▶ **Stored data**:
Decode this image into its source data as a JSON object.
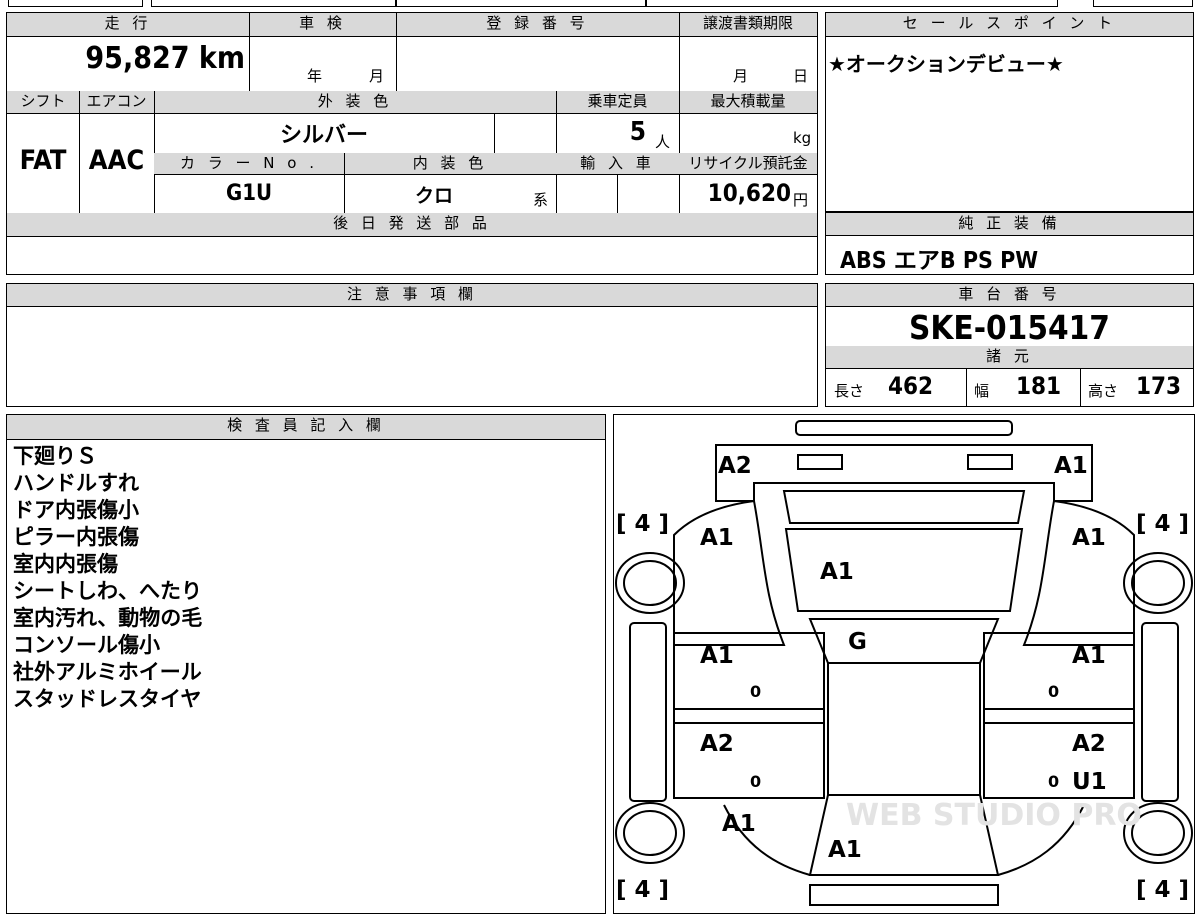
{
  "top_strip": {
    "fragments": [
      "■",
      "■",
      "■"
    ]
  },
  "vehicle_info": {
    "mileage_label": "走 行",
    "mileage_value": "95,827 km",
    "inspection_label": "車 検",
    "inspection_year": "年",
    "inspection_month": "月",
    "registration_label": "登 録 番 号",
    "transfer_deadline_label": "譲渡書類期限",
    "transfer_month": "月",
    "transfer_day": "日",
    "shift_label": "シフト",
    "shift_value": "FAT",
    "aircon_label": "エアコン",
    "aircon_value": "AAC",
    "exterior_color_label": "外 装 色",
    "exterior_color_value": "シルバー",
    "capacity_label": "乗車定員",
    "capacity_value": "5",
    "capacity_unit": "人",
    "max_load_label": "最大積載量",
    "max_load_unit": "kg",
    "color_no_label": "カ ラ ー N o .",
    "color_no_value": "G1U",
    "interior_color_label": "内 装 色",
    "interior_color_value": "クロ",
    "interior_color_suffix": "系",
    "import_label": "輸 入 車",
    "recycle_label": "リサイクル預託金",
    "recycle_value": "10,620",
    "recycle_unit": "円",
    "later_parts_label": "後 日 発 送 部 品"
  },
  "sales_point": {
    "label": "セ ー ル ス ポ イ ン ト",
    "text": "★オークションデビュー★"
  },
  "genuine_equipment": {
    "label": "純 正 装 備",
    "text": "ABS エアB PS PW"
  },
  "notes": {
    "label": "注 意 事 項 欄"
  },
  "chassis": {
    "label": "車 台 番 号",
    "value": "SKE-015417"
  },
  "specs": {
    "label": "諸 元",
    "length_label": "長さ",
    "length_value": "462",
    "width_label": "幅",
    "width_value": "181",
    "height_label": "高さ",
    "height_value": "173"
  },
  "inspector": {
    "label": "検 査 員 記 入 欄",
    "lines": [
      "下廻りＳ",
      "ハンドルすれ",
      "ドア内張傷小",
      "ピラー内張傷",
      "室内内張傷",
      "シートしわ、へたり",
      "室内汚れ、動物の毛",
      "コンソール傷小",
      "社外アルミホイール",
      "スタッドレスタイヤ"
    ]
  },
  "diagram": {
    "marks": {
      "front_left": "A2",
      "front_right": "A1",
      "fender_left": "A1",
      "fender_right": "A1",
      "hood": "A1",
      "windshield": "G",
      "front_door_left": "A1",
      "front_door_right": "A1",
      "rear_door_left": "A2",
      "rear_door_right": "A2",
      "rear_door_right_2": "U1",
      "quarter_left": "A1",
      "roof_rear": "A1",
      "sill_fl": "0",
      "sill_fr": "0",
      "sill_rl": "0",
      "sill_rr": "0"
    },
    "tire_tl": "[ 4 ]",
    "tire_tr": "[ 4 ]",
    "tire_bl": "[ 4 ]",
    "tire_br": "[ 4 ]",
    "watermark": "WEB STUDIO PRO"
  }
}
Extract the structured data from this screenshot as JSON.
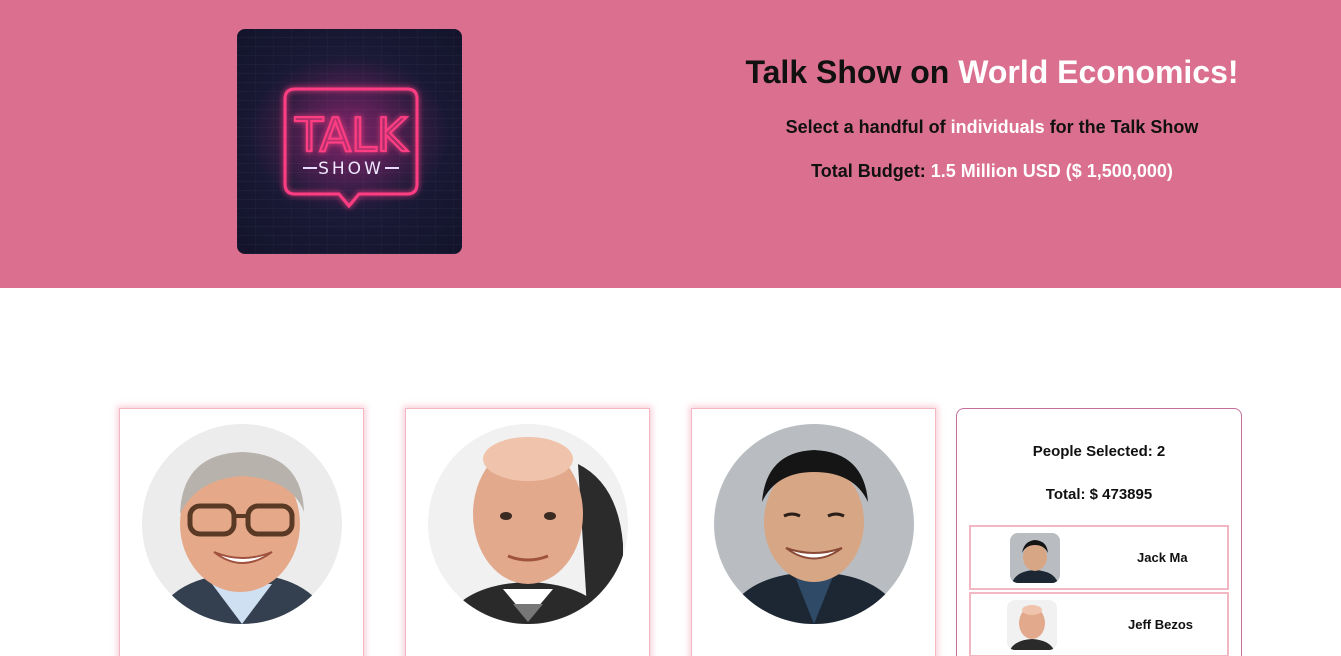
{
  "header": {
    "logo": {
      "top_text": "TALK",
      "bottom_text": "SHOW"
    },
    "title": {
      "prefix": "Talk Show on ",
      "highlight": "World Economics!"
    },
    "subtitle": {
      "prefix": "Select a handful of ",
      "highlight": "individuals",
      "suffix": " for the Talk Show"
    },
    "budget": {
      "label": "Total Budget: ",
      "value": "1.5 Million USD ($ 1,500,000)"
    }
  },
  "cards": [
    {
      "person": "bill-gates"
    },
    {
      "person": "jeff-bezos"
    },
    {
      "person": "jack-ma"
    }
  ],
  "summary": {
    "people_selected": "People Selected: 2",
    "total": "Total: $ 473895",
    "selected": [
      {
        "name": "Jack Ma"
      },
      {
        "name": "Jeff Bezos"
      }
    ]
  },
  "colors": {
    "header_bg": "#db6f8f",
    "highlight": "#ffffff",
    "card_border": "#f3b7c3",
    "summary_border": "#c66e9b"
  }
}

▶ **Instruction**:
Omit every picture, and otherwise quote the entries exactly.

▶ **Result of this task**:
Decode this image into its source data as a JSON object.
{
  "top_strip": {
    "fragments": [
      "■",
      "■",
      "■"
    ]
  },
  "vehicle_info": {
    "mileage_label": "走 行",
    "mileage_value": "95,827 km",
    "inspection_label": "車 検",
    "inspection_year": "年",
    "inspection_month": "月",
    "registration_label": "登 録 番 号",
    "transfer_deadline_label": "譲渡書類期限",
    "transfer_month": "月",
    "transfer_day": "日",
    "shift_label": "シフト",
    "shift_value": "FAT",
    "aircon_label": "エアコン",
    "aircon_value": "AAC",
    "exterior_color_label": "外 装 色",
    "exterior_color_value": "シルバー",
    "capacity_label": "乗車定員",
    "capacity_value": "5",
    "capacity_unit": "人",
    "max_load_label": "最大積載量",
    "max_load_unit": "kg",
    "color_no_label": "カ ラ ー N o .",
    "color_no_value": "G1U",
    "interior_color_label": "内 装 色",
    "interior_color_value": "クロ",
    "interior_color_suffix": "系",
    "import_label": "輸 入 車",
    "recycle_label": "リサイクル預託金",
    "recycle_value": "10,620",
    "recycle_unit": "円",
    "later_parts_label": "後 日 発 送 部 品"
  },
  "sales_point": {
    "label": "セ ー ル ス ポ イ ン ト",
    "text": "★オークションデビュー★"
  },
  "genuine_equipment": {
    "label": "純 正 装 備",
    "text": "ABS エアB PS PW"
  },
  "notes": {
    "label": "注 意 事 項 欄"
  },
  "chassis": {
    "label": "車 台 番 号",
    "value": "SKE-015417"
  },
  "specs": {
    "label": "諸 元",
    "length_label": "長さ",
    "length_value": "462",
    "width_label": "幅",
    "width_value": "181",
    "height_label": "高さ",
    "height_value": "173"
  },
  "inspector": {
    "label": "検 査 員 記 入 欄",
    "lines": [
      "下廻りＳ",
      "ハンドルすれ",
      "ドア内張傷小",
      "ピラー内張傷",
      "室内内張傷",
      "シートしわ、へたり",
      "室内汚れ、動物の毛",
      "コンソール傷小",
      "社外アルミホイール",
      "スタッドレスタイヤ"
    ]
  },
  "diagram": {
    "marks": {
      "front_left": "A2",
      "front_right": "A1",
      "fender_left": "A1",
      "fender_right": "A1",
      "hood": "A1",
      "windshield": "G",
      "front_door_left": "A1",
      "front_door_right": "A1",
      "rear_door_left": "A2",
      "rear_door_right": "A2",
      "rear_door_right_2": "U1",
      "quarter_left": "A1",
      "roof_rear": "A1",
      "sill_fl": "0",
      "sill_fr": "0",
      "sill_rl": "0",
      "sill_rr": "0"
    },
    "tire_tl": "[ 4 ]",
    "tire_tr": "[ 4 ]",
    "tire_bl": "[ 4 ]",
    "tire_br": "[ 4 ]",
    "watermark": "WEB STUDIO PRO"
  }
}
Extract the structured data from this screenshot as JSON.
{
  "header": {
    "logo": {
      "top_text": "TALK",
      "bottom_text": "SHOW"
    },
    "title": {
      "prefix": "Talk Show on ",
      "highlight": "World Economics!"
    },
    "subtitle": {
      "prefix": "Select a handful of ",
      "highlight": "individuals",
      "suffix": " for the Talk Show"
    },
    "budget": {
      "label": "Total Budget: ",
      "value": "1.5 Million USD ($ 1,500,000)"
    }
  },
  "cards": [
    {
      "person": "bill-gates"
    },
    {
      "person": "jeff-bezos"
    },
    {
      "person": "jack-ma"
    }
  ],
  "summary": {
    "people_selected": "People Selected: 2",
    "total": "Total: $ 473895",
    "selected": [
      {
        "name": "Jack Ma"
      },
      {
        "name": "Jeff Bezos"
      }
    ]
  },
  "colors": {
    "header_bg": "#db6f8f",
    "highlight": "#ffffff",
    "card_border": "#f3b7c3",
    "summary_border": "#c66e9b"
  }
}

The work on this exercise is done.